Every record below is to be retyped exactly.
-- begin INPUT ROWS --
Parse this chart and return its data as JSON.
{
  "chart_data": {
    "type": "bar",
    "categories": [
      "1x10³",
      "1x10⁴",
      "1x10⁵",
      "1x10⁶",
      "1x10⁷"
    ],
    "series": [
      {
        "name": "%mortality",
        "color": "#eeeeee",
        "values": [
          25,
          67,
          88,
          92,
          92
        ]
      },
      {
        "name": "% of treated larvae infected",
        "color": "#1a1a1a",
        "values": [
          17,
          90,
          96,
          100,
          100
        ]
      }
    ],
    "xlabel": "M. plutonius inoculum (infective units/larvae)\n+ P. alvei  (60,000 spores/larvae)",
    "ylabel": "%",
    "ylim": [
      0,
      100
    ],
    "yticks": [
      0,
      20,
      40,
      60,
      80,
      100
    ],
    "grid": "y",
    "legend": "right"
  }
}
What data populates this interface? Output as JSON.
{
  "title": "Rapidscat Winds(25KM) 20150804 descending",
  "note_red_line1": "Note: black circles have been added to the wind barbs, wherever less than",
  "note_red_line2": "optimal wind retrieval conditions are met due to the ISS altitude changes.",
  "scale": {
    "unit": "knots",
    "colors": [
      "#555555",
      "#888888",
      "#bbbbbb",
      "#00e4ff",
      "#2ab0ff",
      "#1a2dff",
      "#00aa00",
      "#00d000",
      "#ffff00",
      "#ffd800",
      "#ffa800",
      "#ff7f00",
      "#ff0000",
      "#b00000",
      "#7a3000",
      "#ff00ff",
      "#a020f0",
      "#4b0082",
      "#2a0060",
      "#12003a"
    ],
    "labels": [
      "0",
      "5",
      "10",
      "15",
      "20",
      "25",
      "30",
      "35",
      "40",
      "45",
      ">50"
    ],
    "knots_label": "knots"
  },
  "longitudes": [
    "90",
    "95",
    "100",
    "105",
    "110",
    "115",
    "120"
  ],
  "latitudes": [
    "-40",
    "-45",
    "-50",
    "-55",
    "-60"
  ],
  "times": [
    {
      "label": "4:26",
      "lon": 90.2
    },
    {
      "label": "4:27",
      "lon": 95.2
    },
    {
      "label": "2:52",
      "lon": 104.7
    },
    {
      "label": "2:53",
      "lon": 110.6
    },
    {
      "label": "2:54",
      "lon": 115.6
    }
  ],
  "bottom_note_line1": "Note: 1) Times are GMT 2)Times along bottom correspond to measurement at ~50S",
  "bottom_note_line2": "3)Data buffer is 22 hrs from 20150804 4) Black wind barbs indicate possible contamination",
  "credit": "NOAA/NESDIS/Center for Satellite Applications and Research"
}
-- end INPUT ROWS --
> [SOLUTION]
Parse this chart and return its data as JSON.
{
  "chart_data": {
    "type": "bar",
    "categories": [
      "1x10³",
      "1x10⁴",
      "1x10⁵",
      "1x10⁶",
      "1x10⁷"
    ],
    "series": [
      {
        "name": "%mortality",
        "color": "#eeeeee",
        "values": [
          25,
          67,
          88,
          92,
          92
        ]
      },
      {
        "name": "% of treated larvae infected",
        "color": "#1a1a1a",
        "values": [
          17,
          90,
          96,
          100,
          100
        ]
      }
    ],
    "xlabel": "M. plutonius inoculum (infective units/larvae)\n+ P. alvei  (60,000 spores/larvae)",
    "ylabel": "%",
    "ylim": [
      0,
      100
    ],
    "yticks": [
      0,
      20,
      40,
      60,
      80,
      100
    ],
    "grid": "y",
    "legend": "right"
  }
}
What data populates this interface? Output as JSON.
{
  "title": "Rapidscat Winds(25KM) 20150804 descending",
  "note_red_line1": "Note: black circles have been added to the wind barbs, wherever less than",
  "note_red_line2": "optimal wind retrieval conditions are met due to the ISS altitude changes.",
  "scale": {
    "unit": "knots",
    "colors": [
      "#555555",
      "#888888",
      "#bbbbbb",
      "#00e4ff",
      "#2ab0ff",
      "#1a2dff",
      "#00aa00",
      "#00d000",
      "#ffff00",
      "#ffd800",
      "#ffa800",
      "#ff7f00",
      "#ff0000",
      "#b00000",
      "#7a3000",
      "#ff00ff",
      "#a020f0",
      "#4b0082",
      "#2a0060",
      "#12003a"
    ],
    "labels": [
      "0",
      "5",
      "10",
      "15",
      "20",
      "25",
      "30",
      "35",
      "40",
      "45",
      ">50"
    ],
    "knots_label": "knots"
  },
  "longitudes": [
    "90",
    "95",
    "100",
    "105",
    "110",
    "115",
    "120"
  ],
  "latitudes": [
    "-40",
    "-45",
    "-50",
    "-55",
    "-60"
  ],
  "times": [
    {
      "label": "4:26",
      "lon": 90.2
    },
    {
      "label": "4:27",
      "lon": 95.2
    },
    {
      "label": "2:52",
      "lon": 104.7
    },
    {
      "label": "2:53",
      "lon": 110.6
    },
    {
      "label": "2:54",
      "lon": 115.6
    }
  ],
  "bottom_note_line1": "Note: 1) Times are GMT 2)Times along bottom correspond to measurement at ~50S",
  "bottom_note_line2": "3)Data buffer is 22 hrs from 20150804 4) Black wind barbs indicate possible contamination",
  "credit": "NOAA/NESDIS/Center for Satellite Applications and Research"
}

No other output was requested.